* Start *

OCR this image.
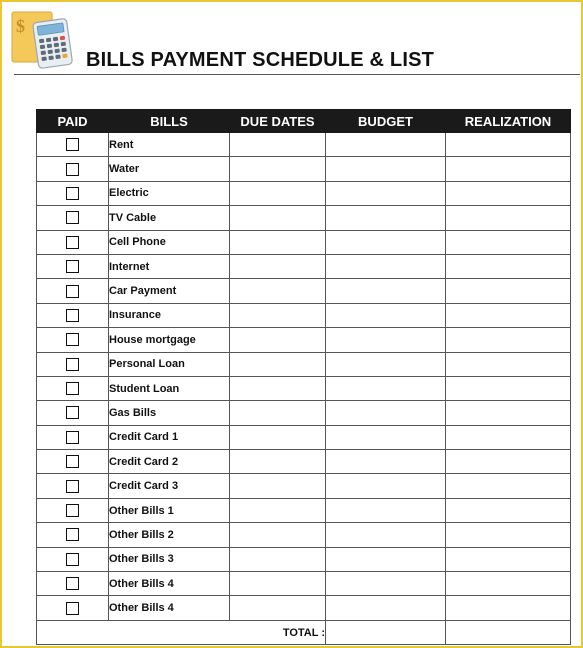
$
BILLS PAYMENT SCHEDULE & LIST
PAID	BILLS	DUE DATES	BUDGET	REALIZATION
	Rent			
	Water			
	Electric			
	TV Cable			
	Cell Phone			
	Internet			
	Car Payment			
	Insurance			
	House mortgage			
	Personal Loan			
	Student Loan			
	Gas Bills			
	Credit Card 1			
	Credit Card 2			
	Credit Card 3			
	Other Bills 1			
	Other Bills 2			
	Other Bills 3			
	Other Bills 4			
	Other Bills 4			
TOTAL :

* End *
* Start *

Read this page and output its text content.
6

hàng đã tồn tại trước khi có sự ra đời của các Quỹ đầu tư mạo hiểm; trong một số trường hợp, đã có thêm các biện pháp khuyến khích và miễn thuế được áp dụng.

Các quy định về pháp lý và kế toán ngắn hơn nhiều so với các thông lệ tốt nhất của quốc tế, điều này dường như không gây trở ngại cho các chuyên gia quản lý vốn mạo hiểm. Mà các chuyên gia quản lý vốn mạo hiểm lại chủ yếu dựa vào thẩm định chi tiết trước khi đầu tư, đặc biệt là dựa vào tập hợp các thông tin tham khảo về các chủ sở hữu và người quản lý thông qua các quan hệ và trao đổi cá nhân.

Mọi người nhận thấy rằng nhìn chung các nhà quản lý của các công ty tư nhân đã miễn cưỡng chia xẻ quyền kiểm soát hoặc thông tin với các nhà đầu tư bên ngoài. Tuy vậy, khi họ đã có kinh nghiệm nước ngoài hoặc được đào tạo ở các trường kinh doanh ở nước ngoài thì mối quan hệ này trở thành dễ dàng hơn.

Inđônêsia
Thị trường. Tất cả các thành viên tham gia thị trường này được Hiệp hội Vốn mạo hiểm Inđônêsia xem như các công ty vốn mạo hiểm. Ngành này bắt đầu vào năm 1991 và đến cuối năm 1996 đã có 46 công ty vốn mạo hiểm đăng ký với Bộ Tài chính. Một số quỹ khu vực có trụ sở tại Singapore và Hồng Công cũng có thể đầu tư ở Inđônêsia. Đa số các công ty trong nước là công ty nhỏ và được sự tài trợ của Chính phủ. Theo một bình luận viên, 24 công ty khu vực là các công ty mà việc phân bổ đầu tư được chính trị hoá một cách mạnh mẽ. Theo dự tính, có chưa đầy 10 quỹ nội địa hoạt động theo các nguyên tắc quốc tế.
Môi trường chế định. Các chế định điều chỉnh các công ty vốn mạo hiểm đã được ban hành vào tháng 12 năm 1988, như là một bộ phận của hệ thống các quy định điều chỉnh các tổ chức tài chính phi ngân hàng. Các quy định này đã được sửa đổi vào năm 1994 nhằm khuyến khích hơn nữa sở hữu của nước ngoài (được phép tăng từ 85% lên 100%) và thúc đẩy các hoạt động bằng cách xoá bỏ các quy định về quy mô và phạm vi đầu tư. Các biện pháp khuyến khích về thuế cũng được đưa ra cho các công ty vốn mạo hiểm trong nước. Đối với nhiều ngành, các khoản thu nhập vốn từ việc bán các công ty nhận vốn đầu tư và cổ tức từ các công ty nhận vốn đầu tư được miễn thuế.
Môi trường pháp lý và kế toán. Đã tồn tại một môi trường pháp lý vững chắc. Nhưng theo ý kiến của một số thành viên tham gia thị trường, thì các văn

* End *

Task to carry out — Which lines hold the word "Inđônêsia"? Return all of them from the records above.

Result —
Inđônêsia
Thị trường. Tất cả các thành viên tham gia thị trường này được Hiệp hội Vốn mạo hiểm Inđônêsia xem như các công ty vốn mạo hiểm. Ngành này bắt đầu vào năm 1991 và đến cuối năm 1996 đã có 46 công ty vốn mạo hiểm đăng ký với Bộ Tài chính. Một số quỹ khu vực có trụ sở tại Singapore và Hồng Công cũng có thể đầu tư ở Inđônêsia. Đa số các công ty trong nước là công ty nhỏ và được sự tài trợ của Chính phủ. Theo một bình luận viên, 24 công ty khu vực là các công ty mà việc phân bổ đầu tư được chính trị hoá một cách mạnh mẽ. Theo dự tính, có chưa đầy 10 quỹ nội địa hoạt động theo các nguyên tắc quốc tế.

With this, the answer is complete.